• _Exercise goal_
Transcribe each record below word for word.
────────────────────
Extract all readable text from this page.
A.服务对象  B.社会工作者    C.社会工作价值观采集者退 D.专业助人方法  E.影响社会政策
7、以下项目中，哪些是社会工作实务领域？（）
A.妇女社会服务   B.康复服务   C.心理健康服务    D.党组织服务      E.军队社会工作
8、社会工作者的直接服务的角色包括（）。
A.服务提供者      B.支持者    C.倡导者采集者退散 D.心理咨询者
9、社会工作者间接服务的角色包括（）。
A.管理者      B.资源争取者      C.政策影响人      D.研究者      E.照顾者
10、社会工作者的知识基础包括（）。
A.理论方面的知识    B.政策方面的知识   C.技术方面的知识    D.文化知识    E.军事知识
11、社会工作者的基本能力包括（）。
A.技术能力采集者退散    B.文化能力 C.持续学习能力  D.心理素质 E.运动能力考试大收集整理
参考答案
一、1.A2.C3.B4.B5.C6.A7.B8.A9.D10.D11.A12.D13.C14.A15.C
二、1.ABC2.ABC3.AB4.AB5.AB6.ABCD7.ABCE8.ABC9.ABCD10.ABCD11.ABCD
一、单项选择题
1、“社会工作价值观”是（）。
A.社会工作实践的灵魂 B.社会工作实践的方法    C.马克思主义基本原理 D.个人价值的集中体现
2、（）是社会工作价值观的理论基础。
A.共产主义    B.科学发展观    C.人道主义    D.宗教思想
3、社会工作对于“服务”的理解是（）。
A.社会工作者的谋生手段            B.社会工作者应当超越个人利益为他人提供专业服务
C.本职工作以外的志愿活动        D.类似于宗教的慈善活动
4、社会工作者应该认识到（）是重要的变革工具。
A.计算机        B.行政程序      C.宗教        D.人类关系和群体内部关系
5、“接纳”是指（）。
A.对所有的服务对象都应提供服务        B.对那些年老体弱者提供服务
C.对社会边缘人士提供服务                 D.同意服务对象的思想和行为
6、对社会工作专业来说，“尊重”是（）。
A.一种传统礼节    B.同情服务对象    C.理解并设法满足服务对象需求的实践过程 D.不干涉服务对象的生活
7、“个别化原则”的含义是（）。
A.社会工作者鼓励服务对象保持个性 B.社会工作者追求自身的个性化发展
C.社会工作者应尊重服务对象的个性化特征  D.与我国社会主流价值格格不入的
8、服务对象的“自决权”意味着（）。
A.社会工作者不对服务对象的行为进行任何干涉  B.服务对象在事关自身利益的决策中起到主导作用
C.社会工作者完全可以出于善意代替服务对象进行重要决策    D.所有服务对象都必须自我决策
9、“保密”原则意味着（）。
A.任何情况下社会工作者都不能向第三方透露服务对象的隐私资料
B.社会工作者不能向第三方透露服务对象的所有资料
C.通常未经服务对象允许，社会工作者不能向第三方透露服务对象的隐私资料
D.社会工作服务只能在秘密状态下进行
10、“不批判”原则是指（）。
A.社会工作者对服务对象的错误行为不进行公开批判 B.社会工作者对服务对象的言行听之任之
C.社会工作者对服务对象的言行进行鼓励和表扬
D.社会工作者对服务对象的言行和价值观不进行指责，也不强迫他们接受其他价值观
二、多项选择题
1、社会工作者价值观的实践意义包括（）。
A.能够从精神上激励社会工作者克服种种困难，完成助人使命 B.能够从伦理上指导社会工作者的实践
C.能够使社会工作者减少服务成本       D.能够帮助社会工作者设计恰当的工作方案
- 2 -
────────────────────
• _Task solution_
Extract all readable text from this page.
A.服务对象  B.社会工作者    C.社会工作价值观采集者退 D.专业助人方法  E.影响社会政策
7、以下项目中，哪些是社会工作实务领域？（）
A.妇女社会服务   B.康复服务   C.心理健康服务    D.党组织服务      E.军队社会工作
8、社会工作者的直接服务的角色包括（）。
A.服务提供者      B.支持者    C.倡导者采集者退散 D.心理咨询者
9、社会工作者间接服务的角色包括（）。
A.管理者      B.资源争取者      C.政策影响人      D.研究者      E.照顾者
10、社会工作者的知识基础包括（）。
A.理论方面的知识    B.政策方面的知识   C.技术方面的知识    D.文化知识    E.军事知识
11、社会工作者的基本能力包括（）。
A.技术能力采集者退散    B.文化能力 C.持续学习能力  D.心理素质 E.运动能力考试大收集整理
参考答案
一、1.A2.C3.B4.B5.C6.A7.B8.A9.D10.D11.A12.D13.C14.A15.C
二、1.ABC2.ABC3.AB4.AB5.AB6.ABCD7.ABCE8.ABC9.ABCD10.ABCD11.ABCD
一、单项选择题
1、“社会工作价值观”是（）。
A.社会工作实践的灵魂 B.社会工作实践的方法    C.马克思主义基本原理 D.个人价值的集中体现
2、（）是社会工作价值观的理论基础。
A.共产主义    B.科学发展观    C.人道主义    D.宗教思想
3、社会工作对于“服务”的理解是（）。
A.社会工作者的谋生手段            B.社会工作者应当超越个人利益为他人提供专业服务
C.本职工作以外的志愿活动        D.类似于宗教的慈善活动
4、社会工作者应该认识到（）是重要的变革工具。
A.计算机        B.行政程序      C.宗教        D.人类关系和群体内部关系
5、“接纳”是指（）。
A.对所有的服务对象都应提供服务        B.对那些年老体弱者提供服务
C.对社会边缘人士提供服务                 D.同意服务对象的思想和行为
6、对社会工作专业来说，“尊重”是（）。
A.一种传统礼节    B.同情服务对象    C.理解并设法满足服务对象需求的实践过程 D.不干涉服务对象的生活
7、“个别化原则”的含义是（）。
A.社会工作者鼓励服务对象保持个性 B.社会工作者追求自身的个性化发展
C.社会工作者应尊重服务对象的个性化特征  D.与我国社会主流价值格格不入的
8、服务对象的“自决权”意味着（）。
A.社会工作者不对服务对象的行为进行任何干涉  B.服务对象在事关自身利益的决策中起到主导作用
C.社会工作者完全可以出于善意代替服务对象进行重要决策    D.所有服务对象都必须自我决策
9、“保密”原则意味着（）。
A.任何情况下社会工作者都不能向第三方透露服务对象的隐私资料
B.社会工作者不能向第三方透露服务对象的所有资料
C.通常未经服务对象允许，社会工作者不能向第三方透露服务对象的隐私资料
D.社会工作服务只能在秘密状态下进行
10、“不批判”原则是指（）。
A.社会工作者对服务对象的错误行为不进行公开批判 B.社会工作者对服务对象的言行听之任之
C.社会工作者对服务对象的言行进行鼓励和表扬
D.社会工作者对服务对象的言行和价值观不进行指责，也不强迫他们接受其他价值观
二、多项选择题
1、社会工作者价值观的实践意义包括（）。
A.能够从精神上激励社会工作者克服种种困难，完成助人使命 B.能够从伦理上指导社会工作者的实践
C.能够使社会工作者减少服务成本       D.能够帮助社会工作者设计恰当的工作方案
- 2 -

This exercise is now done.